So where does technology come into this equation? Two recent analyses of the intersection of democratization and memes illustrate not only how powerful this kind of information-sharing can be, but also the many roles that different tech tools can play. In the first example, which occurred in Serbia during the late 1990s**, the method of diffusion was decidedly analog, but it was broadcast television that planted the seed; in the second, which caught on late last year in Kyrgyzstan, technology played a major role in facilitating the spread of the meme. In both cases, however, technology played a major role in contributing to the collective identity that marked these ideas. In other words, the presence of these tools not only helped these ideas form and spread, but it was one of the things that made people adopt these ideas as their own.

---*---

#### [TASK STATEMENT]
Extend the passage on technology, memes, and democratization beyond its last sentence, keeping its tone and line of argument.

---*---

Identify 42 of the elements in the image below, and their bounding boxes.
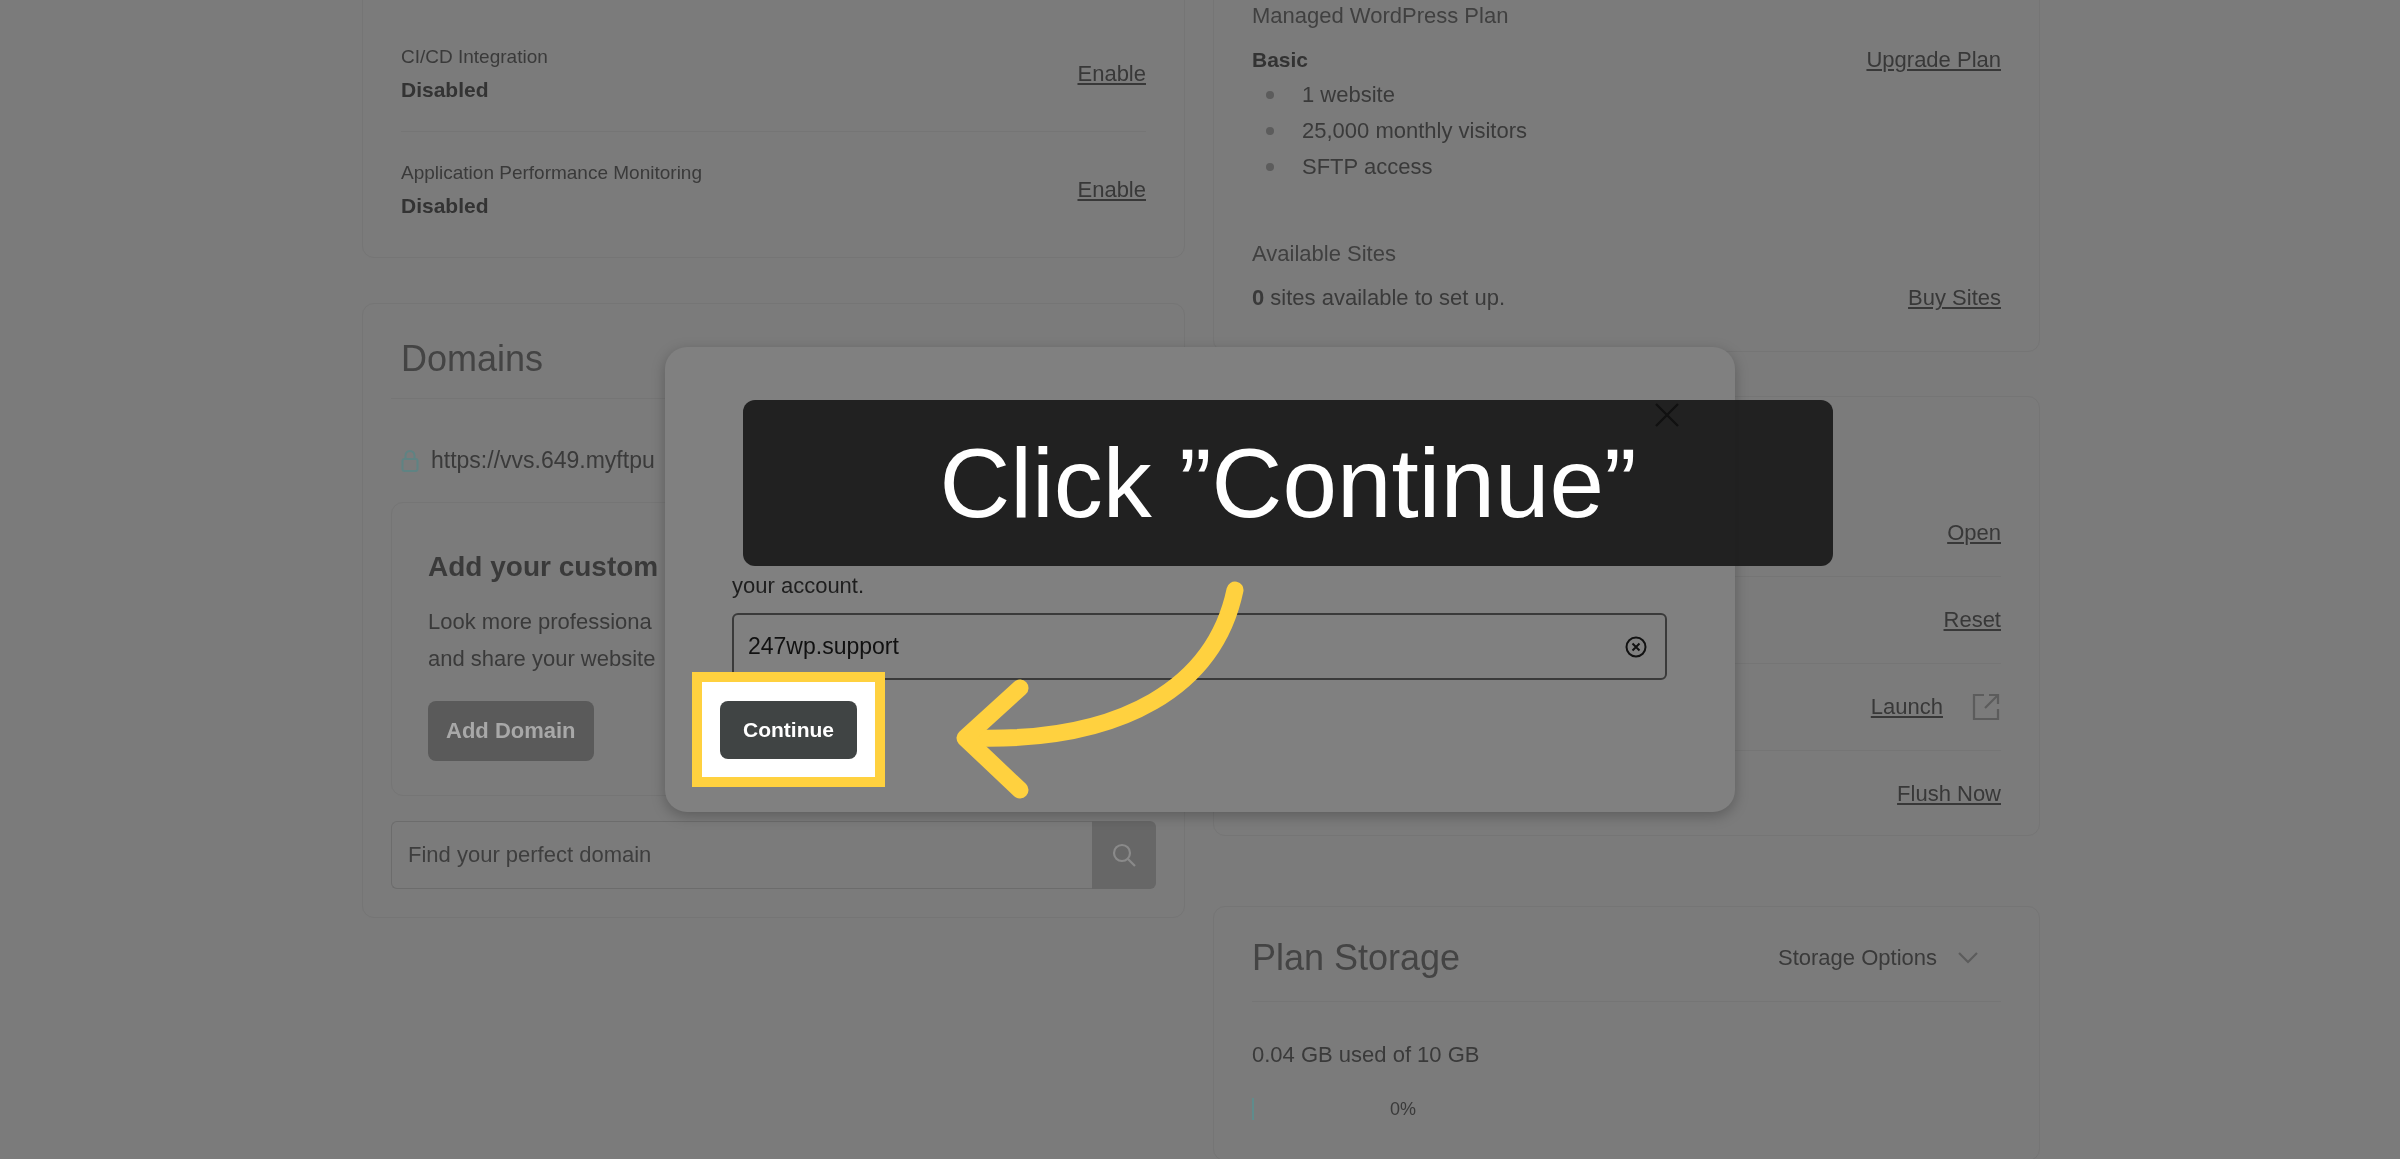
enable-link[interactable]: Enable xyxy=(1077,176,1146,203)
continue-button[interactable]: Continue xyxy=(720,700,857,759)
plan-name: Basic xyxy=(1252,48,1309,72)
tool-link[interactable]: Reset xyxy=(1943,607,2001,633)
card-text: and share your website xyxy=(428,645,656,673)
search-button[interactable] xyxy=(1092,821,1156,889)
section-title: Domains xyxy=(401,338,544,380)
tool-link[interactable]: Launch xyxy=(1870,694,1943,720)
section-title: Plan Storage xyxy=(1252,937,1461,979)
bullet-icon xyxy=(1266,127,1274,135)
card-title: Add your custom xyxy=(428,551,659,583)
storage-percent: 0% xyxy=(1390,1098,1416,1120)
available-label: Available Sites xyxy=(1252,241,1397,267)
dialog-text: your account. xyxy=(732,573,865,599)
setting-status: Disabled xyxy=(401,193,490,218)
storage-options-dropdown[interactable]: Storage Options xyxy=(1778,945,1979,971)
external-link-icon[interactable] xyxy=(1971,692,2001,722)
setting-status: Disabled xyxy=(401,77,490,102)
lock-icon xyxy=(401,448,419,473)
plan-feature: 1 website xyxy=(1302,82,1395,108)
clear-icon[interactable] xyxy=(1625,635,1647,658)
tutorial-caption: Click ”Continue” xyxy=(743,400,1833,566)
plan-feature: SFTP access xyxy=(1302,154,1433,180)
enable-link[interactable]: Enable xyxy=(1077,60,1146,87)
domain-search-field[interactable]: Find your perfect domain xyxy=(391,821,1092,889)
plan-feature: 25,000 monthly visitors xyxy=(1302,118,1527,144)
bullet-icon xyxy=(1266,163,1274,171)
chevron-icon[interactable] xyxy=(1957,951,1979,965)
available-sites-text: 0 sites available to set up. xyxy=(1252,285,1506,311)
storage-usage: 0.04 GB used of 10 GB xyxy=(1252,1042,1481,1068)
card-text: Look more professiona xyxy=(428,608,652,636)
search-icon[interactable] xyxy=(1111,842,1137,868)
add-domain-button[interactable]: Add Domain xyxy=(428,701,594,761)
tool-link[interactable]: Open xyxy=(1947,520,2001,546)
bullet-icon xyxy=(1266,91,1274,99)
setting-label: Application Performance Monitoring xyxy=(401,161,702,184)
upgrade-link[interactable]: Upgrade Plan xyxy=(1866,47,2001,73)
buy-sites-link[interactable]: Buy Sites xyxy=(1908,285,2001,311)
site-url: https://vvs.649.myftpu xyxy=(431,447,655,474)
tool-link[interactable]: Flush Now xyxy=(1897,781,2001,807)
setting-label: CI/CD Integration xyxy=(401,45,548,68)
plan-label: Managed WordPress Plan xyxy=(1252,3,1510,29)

---*---

#### [ANSWER BELOW]
The first analysis comes from Soraya Roberts, who wrote a recent Slate article &discussing the unlikely Serbian presidential campaign of the (fictional) B-level detective Nick Slaughter: 

On Nov. 17, 1996, mass protests broke out in the country in response to Milosevic’s attempt to manipulate local elections. The protests took place throughout Serbia, but were at their most concentrated in Belgrade where, in the suburb of Zarkovo, sometime in the mid-’90s, a young graffiti artist had written "Sloteru Niče, Zarkovo ti kliče!!!"— a rhyme that means, "Nick Slaughter, Zarkovo hails you"—in bright blue spray paint on the red exterior of a building. According to Marc Vespi, director ofSlaughter Nick for President, this graffiti (which survives to this day) inspired student protesters with “the idea of running Nick Slaughter for president.” Soon rhyming slogans like "Slotera Nika, za predsednika" ("Nick Slaughter for president") and "Svakoj majci treba da je dika, koja ima sina k'o Slotera Nika" ("Every mother should be proud to have a son like Nick Slaughter") started showing up on protesters’ banners and badges.

[According to Marc Vespi, the director of the documentary Slaughter Nick for President,] “It was a kind of mock-campaign, the message of which was, even a fictitious TV detective would make a better president than Milosevic...It was an expression of frustration with the leadership that the political system was providing.”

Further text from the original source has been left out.